======== EXCERPTED DATA ========

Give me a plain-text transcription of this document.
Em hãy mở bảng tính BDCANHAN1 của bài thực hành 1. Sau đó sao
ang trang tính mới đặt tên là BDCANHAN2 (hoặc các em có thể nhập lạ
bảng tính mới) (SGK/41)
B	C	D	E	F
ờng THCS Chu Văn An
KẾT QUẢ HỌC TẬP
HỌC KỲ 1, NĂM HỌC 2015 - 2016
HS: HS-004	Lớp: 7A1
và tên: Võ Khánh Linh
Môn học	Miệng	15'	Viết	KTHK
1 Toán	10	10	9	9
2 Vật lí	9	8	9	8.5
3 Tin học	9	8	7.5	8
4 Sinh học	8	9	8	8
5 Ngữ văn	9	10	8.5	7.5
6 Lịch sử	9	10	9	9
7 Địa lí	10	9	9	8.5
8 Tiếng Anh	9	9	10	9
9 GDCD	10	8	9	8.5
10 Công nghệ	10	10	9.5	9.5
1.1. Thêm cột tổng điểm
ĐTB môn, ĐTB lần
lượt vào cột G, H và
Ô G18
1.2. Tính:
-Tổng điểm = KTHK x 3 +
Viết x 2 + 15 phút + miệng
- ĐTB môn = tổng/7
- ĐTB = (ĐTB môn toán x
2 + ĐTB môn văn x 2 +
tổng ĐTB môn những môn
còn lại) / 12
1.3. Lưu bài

========

AIM: Reproduce each record shown above without altering a single word.

WRITTEN RESPONSE:
Give me a plain-text transcription of this document.
Em hãy mở bảng tính BDCANHAN1 của bài thực hành 1. Sau đó sao
ang trang tính mới đặt tên là BDCANHAN2 (hoặc các em có thể nhập lạ
bảng tính mới) (SGK/41)
B	C	D	E	F
ờng THCS Chu Văn An
KẾT QUẢ HỌC TẬP
HỌC KỲ 1, NĂM HỌC 2015 - 2016
HS: HS-004	Lớp: 7A1
và tên: Võ Khánh Linh
Môn học	Miệng	15'	Viết	KTHK
1 Toán	10	10	9	9
2 Vật lí	9	8	9	8.5
3 Tin học	9	8	7.5	8
4 Sinh học	8	9	8	8
5 Ngữ văn	9	10	8.5	7.5
6 Lịch sử	9	10	9	9
7 Địa lí	10	9	9	8.5
8 Tiếng Anh	9	9	10	9
9 GDCD	10	8	9	8.5
10 Công nghệ	10	10	9.5	9.5
1.1. Thêm cột tổng điểm
ĐTB môn, ĐTB lần
lượt vào cột G, H và
Ô G18
1.2. Tính:
-Tổng điểm = KTHK x 3 +
Viết x 2 + 15 phút + miệng
- ĐTB môn = tổng/7
- ĐTB = (ĐTB môn toán x
2 + ĐTB môn văn x 2 +
tổng ĐTB môn những môn
còn lại) / 12
1.3. Lưu bài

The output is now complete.